> INSTRUÇÕES DO EXERCÍCIO
Diga se cada afirmação a seguir concorda com o texto sobre o tetrapharmakon de Epicuro. Responda sim ou não e cite as palavras do texto que decidem a questão.
1. Epicuro propunha quatro remédios contra o medo.
2. Para Epicuro e seus seguidores, os deuses acompanham de perto a vida humana.
3. Um dos remédios é a educação dos sentidos para o prazer simples.

━━ TEXTO DA PÁGINA ━━

Mas o homem tende a sofrer por conta do medo. Os principais são o medo das divindades, o medo da dor e o medo da morte. Para tanto, Epicuro tinha a doutrina do tetrapharmakon, ou seja, dos quatro remédios:

1. Desprendimento com relação aos deuses;
2. Minimizar o medo da morte;
3. Noção de finitude do mal;
4. Educação dos sentidos para o prazer simples.

Trocando rapidamente em miúdos. Para o item 1, assim como os estoicos, Epicuro e seus seguidores achavam que os deuses tinham mais o que fazer além de ficar vigiando a vida dos reles mortais. Os deuses são absolutamente indiferentes ao que ocorre no planetinha, porque já vivem em sua perfeita harmonia. Não são ações humanas que produzirão a queda deste equilíbrio. Se os deuses não agem na vida humana, não há porque temê-los.

━━━
━━ REGISTROS ━━

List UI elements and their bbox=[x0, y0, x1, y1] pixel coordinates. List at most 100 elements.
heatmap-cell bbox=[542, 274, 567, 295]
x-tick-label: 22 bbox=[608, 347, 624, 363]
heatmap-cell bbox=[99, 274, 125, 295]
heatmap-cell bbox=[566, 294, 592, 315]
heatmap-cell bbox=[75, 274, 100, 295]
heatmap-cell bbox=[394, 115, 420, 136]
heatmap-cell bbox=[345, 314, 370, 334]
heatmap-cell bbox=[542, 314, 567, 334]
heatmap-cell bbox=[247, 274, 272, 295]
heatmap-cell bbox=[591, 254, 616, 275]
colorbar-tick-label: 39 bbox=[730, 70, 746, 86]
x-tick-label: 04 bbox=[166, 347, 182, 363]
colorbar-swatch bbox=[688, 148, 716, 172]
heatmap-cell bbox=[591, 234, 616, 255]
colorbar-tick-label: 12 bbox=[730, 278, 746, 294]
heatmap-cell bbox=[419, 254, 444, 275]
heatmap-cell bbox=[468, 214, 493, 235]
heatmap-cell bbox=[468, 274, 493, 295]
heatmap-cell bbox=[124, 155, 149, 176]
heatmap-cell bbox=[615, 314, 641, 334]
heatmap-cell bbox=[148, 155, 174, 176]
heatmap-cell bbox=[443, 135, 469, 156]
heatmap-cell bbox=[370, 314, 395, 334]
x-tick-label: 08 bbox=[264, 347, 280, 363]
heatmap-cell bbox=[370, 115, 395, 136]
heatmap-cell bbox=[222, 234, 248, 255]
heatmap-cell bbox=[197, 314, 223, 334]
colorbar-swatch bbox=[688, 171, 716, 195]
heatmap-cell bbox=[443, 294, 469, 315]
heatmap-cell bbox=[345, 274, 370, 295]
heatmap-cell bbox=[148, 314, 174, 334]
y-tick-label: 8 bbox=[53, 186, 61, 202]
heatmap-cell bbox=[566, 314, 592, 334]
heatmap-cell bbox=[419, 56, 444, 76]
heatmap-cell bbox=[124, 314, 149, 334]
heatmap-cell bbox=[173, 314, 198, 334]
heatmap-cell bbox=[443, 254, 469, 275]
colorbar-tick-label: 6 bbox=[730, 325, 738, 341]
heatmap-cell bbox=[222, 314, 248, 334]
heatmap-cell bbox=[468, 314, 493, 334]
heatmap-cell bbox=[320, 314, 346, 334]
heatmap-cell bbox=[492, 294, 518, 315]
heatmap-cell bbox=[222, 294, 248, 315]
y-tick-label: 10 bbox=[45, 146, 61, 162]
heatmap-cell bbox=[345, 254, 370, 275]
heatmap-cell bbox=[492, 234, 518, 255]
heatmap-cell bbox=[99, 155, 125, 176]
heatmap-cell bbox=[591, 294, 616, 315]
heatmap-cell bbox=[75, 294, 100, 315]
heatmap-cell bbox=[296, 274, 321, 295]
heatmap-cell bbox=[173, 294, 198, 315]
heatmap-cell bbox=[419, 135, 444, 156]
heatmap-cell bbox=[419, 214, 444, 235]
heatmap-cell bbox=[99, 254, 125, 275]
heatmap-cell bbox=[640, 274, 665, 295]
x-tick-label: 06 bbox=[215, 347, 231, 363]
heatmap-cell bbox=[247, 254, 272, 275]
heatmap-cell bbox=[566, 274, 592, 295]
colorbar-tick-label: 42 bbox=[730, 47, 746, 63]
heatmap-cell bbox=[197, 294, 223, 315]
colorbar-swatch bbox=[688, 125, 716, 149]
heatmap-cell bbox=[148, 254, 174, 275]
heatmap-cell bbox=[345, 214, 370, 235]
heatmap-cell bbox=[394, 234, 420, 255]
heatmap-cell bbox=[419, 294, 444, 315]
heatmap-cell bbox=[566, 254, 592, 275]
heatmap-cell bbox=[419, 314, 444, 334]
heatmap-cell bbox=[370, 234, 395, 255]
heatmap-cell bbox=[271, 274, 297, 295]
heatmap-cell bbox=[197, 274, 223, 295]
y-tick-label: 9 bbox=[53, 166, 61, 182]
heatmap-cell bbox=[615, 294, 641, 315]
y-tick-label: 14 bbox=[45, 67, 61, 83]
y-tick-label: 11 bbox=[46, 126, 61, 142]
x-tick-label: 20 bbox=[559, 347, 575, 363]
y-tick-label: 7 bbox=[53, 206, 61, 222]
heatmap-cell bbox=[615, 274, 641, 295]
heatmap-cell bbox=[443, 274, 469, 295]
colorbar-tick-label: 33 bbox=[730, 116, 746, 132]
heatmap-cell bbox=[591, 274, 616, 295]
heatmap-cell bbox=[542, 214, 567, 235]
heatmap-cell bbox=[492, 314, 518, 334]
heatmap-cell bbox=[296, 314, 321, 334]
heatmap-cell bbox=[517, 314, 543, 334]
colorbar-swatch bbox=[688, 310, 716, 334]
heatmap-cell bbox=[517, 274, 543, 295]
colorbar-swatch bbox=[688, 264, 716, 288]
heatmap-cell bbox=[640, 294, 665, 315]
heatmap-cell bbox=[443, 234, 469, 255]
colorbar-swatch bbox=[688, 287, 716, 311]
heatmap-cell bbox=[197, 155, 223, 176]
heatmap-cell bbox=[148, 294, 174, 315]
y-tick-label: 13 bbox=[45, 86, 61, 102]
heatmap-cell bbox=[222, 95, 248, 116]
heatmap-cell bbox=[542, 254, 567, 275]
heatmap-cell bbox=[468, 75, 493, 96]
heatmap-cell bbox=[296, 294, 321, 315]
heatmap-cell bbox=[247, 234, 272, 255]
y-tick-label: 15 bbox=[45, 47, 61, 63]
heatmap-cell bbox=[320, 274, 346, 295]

━━━

> RESPOSTA
1. Sim: "Epicuro tinha a doutrina do tetrapharmakon, ou seja, dos quatro remédios"
2. Não: "Os deuses são absolutamente indiferentes ao que ocorre no planetinha"
3. Sim: "Educação dos sentidos para o prazer simples"